Goal of the exercise: Copy every line of the entries that includes the word "subtitle".

Dataset entries:
** BEGIN **

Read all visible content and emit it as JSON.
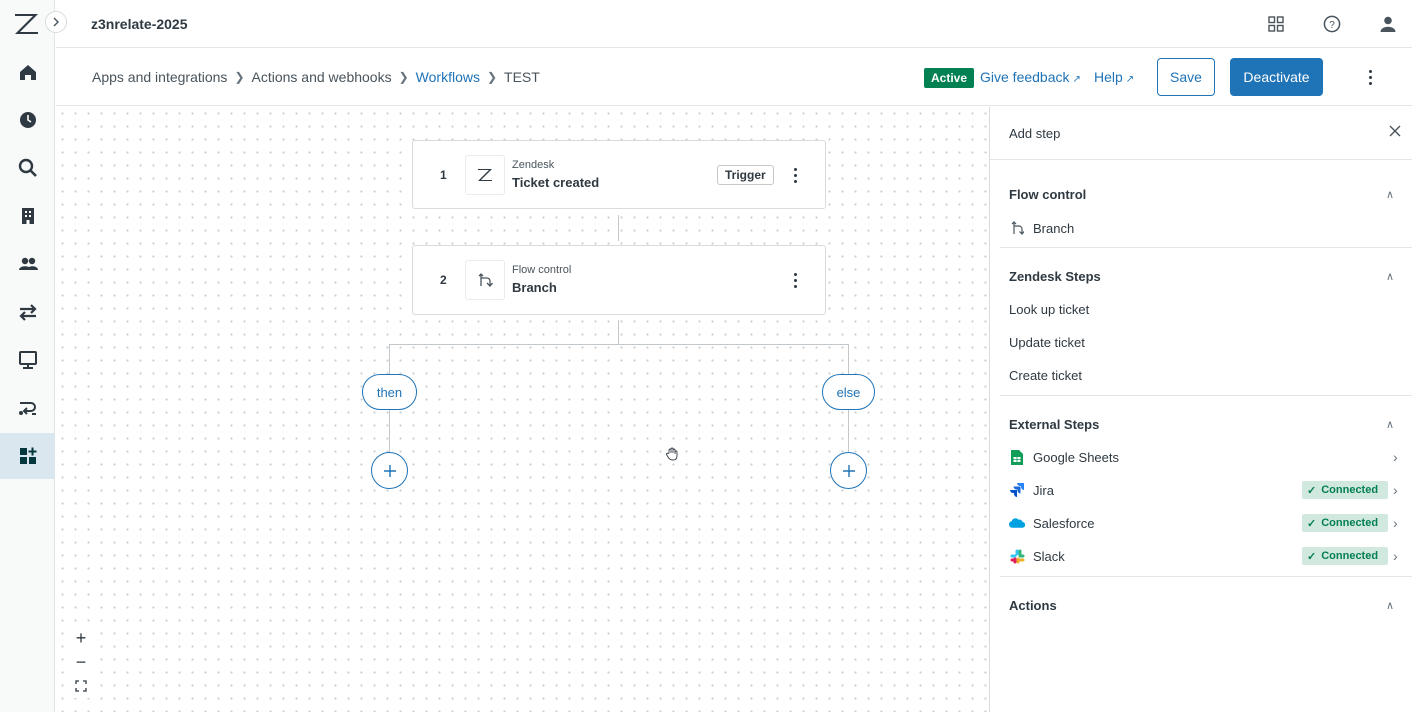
{
  "app": {
    "title": "z3nrelate-2025"
  },
  "breadcrumb": {
    "items": [
      "Apps and integrations",
      "Actions and webhooks",
      "Workflows",
      "TEST"
    ]
  },
  "header": {
    "status_badge": "Active",
    "give_feedback": "Give feedback",
    "help": "Help",
    "save": "Save",
    "deactivate": "Deactivate"
  },
  "workflow": {
    "steps": [
      {
        "number": "1",
        "subtitle": "Zendesk",
        "title": "Ticket created",
        "tag": "Trigger",
        "icon": "zendesk-icon"
      },
      {
        "number": "2",
        "subtitle": "Flow control",
        "title": "Branch",
        "icon": "branch-icon"
      }
    ],
    "branches": {
      "then": "then",
      "else": "else"
    }
  },
  "zoom_controls": {
    "zoom_in": "+",
    "zoom_out": "−"
  },
  "panel": {
    "title": "Add step",
    "sections": [
      {
        "title": "Flow control",
        "items": [
          {
            "label": "Branch",
            "icon": "branch-icon"
          }
        ]
      },
      {
        "title": "Zendesk Steps",
        "items": [
          {
            "label": "Look up ticket"
          },
          {
            "label": "Update ticket"
          },
          {
            "label": "Create ticket"
          }
        ]
      },
      {
        "title": "External Steps",
        "items": [
          {
            "label": "Google Sheets",
            "icon": "google-sheets-icon"
          },
          {
            "label": "Jira",
            "icon": "jira-icon",
            "status": "Connected"
          },
          {
            "label": "Salesforce",
            "icon": "salesforce-icon",
            "status": "Connected"
          },
          {
            "label": "Slack",
            "icon": "slack-icon",
            "status": "Connected"
          }
        ]
      },
      {
        "title": "Actions",
        "items": []
      }
    ]
  },
  "colors": {
    "accent": "#1f73b7",
    "active_green": "#038153",
    "connected_bg": "#d1e8df",
    "nav_active": "#dbe7ee"
  }
}
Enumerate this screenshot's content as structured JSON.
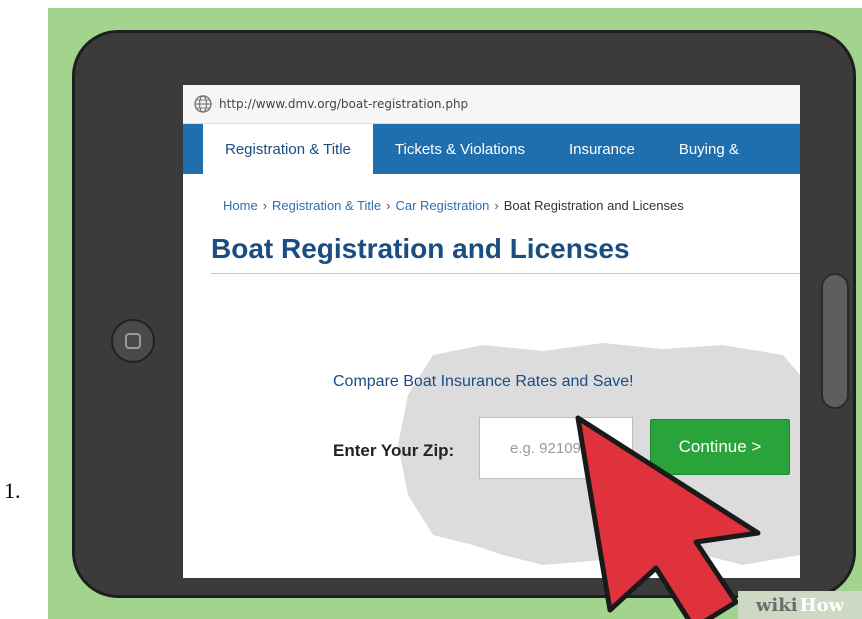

** END **

Finished answer:
        "subtitle": "Zendesk",
        "subtitle": "Flow control",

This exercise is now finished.